What you have to do:
Among the lines of these entries, how many hold the word "dworu"? State only the number.

* Start Source records *

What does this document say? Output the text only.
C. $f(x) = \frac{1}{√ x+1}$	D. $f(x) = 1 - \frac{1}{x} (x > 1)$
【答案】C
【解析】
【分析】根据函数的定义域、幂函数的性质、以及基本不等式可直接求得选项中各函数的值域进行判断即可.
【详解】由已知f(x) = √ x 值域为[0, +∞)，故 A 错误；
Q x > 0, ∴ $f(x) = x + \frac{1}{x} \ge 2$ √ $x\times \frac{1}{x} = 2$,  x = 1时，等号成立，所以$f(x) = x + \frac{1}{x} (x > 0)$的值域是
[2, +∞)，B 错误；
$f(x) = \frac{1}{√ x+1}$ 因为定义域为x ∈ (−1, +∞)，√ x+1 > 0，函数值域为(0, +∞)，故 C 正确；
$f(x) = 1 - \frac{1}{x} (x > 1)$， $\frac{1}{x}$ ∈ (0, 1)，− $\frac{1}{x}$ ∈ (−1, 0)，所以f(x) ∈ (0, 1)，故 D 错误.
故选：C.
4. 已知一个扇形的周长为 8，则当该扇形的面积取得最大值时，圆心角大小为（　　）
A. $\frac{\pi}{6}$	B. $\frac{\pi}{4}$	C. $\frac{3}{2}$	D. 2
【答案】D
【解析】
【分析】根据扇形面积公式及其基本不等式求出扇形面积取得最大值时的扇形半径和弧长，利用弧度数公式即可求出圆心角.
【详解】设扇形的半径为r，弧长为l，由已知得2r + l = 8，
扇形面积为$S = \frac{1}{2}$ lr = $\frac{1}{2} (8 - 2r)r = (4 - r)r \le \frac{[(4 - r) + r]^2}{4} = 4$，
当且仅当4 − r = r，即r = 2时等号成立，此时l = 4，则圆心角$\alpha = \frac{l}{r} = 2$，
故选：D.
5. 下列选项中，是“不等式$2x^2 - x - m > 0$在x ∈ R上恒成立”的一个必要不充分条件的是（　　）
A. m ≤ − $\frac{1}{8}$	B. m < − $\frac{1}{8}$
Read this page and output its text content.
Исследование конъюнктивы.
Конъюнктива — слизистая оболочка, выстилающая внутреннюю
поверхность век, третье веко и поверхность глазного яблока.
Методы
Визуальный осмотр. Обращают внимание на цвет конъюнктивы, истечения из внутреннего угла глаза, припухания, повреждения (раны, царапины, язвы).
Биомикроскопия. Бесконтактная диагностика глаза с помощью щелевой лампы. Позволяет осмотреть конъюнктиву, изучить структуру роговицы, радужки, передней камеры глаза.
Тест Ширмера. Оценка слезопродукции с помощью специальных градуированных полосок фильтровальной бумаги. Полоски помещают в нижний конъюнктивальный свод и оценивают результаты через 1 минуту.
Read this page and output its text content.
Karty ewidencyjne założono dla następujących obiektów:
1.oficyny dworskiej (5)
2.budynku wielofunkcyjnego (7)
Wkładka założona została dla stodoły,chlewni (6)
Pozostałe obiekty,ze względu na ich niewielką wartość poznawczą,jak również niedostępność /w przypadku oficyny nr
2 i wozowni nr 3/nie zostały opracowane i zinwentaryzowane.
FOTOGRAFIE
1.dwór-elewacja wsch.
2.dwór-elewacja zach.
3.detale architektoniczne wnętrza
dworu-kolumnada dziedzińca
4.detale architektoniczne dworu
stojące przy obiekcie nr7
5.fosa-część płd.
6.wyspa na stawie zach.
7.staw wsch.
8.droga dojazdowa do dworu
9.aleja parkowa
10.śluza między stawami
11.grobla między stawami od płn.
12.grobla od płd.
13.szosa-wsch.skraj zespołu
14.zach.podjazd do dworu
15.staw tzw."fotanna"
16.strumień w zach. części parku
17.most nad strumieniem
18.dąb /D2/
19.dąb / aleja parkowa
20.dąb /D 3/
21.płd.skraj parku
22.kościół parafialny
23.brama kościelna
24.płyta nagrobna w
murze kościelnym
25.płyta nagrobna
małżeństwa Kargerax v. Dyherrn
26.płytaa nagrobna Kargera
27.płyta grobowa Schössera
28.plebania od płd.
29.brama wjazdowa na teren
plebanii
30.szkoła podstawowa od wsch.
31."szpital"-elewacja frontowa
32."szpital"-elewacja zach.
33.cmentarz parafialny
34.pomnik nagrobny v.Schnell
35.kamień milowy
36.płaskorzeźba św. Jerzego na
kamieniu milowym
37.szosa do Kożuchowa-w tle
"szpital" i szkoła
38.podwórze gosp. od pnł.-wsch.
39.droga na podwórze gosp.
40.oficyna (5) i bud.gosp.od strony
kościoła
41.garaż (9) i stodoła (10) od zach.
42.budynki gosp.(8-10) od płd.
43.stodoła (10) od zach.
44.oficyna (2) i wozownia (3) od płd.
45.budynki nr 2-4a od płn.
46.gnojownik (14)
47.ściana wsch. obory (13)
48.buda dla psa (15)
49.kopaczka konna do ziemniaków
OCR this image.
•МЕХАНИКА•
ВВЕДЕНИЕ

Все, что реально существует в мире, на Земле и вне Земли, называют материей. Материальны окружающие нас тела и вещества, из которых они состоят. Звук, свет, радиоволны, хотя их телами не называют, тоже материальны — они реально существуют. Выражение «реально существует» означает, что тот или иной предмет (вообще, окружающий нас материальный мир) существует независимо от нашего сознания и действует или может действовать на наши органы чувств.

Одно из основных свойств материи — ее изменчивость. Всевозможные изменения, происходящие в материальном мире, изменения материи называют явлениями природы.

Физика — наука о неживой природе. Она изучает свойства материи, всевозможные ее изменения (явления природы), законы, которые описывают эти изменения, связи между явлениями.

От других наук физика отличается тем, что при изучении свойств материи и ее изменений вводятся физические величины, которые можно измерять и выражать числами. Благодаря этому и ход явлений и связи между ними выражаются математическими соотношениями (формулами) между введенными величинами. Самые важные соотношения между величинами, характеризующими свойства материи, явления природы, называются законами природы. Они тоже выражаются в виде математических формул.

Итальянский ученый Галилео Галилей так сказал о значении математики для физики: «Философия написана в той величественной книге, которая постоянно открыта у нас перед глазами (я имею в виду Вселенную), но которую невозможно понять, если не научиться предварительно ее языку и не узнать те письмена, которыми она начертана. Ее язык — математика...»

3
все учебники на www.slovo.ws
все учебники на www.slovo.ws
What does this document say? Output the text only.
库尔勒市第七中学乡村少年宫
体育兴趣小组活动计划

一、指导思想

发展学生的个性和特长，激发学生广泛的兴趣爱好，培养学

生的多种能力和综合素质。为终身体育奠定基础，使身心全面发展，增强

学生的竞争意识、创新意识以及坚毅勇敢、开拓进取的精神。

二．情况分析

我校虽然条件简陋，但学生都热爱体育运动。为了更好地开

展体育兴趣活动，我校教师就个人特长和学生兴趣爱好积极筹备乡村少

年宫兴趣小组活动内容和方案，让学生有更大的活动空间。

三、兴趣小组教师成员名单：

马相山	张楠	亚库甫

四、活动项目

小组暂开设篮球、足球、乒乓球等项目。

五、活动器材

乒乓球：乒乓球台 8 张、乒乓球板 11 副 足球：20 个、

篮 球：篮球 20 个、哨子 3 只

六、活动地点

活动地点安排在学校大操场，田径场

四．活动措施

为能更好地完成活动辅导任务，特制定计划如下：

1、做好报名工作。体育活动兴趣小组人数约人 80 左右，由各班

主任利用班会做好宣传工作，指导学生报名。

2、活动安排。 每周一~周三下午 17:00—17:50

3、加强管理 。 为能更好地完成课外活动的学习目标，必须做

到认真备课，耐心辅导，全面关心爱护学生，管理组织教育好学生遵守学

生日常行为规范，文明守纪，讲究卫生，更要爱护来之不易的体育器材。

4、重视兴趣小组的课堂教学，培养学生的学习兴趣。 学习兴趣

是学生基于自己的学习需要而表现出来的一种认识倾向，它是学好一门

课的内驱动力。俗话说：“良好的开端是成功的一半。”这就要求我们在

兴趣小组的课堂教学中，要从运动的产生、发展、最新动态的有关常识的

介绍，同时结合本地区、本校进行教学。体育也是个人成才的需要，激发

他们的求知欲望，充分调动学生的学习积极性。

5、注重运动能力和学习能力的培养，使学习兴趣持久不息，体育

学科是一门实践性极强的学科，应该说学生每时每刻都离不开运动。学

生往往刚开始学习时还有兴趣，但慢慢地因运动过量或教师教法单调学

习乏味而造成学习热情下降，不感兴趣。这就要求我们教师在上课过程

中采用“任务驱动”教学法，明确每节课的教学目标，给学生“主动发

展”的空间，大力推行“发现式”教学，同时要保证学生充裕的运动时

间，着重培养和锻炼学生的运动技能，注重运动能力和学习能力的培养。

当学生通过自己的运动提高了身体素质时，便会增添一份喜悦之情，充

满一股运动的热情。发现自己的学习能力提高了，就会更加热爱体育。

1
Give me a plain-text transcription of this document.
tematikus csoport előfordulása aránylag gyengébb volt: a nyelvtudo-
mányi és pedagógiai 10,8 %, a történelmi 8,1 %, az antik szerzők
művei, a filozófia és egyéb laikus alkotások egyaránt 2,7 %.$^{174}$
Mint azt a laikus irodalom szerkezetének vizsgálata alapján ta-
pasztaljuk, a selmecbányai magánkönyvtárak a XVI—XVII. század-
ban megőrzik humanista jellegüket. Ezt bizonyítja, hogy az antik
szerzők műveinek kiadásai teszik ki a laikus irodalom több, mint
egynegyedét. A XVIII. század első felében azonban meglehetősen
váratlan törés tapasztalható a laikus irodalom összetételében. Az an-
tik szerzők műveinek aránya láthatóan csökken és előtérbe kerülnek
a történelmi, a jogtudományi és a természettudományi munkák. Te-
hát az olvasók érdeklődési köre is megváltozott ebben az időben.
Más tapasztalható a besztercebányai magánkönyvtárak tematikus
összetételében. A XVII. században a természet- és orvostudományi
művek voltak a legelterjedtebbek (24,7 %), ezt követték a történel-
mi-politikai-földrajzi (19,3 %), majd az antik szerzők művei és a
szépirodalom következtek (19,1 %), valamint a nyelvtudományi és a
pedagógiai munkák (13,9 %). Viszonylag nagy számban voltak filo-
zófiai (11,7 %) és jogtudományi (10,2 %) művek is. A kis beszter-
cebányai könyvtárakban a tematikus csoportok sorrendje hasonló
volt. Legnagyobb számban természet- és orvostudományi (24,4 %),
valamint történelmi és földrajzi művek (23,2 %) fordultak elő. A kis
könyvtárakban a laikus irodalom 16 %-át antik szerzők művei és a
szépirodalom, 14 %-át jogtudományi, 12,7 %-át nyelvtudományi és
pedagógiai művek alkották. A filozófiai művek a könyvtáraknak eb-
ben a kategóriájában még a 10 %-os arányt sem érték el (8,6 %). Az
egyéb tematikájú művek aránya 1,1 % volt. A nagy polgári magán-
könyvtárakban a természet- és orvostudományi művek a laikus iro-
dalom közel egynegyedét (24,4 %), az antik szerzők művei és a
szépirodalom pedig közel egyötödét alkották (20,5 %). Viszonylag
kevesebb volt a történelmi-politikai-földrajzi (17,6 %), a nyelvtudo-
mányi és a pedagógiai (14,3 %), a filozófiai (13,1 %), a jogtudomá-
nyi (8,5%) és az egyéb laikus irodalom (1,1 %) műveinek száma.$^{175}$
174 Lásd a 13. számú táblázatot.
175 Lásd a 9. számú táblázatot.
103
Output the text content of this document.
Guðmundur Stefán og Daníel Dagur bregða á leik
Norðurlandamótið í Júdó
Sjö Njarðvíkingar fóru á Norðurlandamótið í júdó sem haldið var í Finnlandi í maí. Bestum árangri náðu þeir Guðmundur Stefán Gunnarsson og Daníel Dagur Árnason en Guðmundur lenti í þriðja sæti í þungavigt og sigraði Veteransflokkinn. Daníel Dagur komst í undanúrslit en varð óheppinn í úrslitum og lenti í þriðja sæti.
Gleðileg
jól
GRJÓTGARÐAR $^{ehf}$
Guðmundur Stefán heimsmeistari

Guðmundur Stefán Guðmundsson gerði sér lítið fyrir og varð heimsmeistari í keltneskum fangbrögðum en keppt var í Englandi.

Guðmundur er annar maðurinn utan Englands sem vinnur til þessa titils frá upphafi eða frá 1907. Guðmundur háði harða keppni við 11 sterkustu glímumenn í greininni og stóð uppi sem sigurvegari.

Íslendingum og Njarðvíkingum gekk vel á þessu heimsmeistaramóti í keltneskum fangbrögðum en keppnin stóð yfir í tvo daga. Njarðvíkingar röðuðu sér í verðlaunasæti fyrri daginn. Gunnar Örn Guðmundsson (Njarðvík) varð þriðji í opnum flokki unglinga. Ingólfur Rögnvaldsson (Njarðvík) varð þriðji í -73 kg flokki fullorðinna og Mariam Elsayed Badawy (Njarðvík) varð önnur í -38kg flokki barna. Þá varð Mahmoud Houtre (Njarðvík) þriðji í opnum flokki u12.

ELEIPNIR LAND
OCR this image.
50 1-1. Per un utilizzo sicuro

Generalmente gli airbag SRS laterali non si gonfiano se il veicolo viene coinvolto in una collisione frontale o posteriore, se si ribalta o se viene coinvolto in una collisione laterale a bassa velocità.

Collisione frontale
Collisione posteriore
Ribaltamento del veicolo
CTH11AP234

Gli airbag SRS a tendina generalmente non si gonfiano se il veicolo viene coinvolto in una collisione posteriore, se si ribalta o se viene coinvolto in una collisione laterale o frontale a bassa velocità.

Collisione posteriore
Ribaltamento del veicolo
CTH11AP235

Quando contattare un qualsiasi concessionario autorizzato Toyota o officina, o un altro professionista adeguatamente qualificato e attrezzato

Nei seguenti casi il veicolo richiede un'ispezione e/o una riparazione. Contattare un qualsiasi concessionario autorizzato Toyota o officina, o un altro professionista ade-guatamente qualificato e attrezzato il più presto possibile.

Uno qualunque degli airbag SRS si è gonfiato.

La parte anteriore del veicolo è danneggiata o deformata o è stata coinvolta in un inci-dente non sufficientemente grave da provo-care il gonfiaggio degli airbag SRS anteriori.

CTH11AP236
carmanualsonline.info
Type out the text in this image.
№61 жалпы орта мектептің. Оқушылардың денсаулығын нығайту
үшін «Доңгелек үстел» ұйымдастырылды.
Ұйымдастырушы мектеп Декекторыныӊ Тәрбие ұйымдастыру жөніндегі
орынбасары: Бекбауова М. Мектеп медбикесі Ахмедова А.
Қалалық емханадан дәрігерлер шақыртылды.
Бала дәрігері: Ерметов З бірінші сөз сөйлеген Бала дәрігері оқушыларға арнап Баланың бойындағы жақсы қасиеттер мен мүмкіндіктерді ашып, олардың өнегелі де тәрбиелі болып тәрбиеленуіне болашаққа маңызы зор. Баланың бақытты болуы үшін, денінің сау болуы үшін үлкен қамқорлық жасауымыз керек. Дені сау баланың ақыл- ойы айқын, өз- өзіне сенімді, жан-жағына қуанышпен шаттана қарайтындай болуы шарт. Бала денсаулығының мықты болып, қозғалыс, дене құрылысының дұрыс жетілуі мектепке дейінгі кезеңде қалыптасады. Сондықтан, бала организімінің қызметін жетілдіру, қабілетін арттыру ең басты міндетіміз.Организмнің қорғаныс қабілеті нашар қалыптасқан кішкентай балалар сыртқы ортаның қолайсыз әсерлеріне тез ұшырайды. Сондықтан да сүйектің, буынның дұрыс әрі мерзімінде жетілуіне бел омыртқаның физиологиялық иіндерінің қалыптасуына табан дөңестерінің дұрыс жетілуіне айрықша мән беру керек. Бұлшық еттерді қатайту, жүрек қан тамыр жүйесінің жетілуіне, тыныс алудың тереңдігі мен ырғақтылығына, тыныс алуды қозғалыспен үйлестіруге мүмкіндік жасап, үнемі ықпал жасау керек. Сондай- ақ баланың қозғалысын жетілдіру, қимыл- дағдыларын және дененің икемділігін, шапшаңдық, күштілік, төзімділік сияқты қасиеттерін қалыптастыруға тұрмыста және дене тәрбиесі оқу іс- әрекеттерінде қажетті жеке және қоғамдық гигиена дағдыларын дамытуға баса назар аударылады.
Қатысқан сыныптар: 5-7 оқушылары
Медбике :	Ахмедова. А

* End Source records *

Solved exercise:
4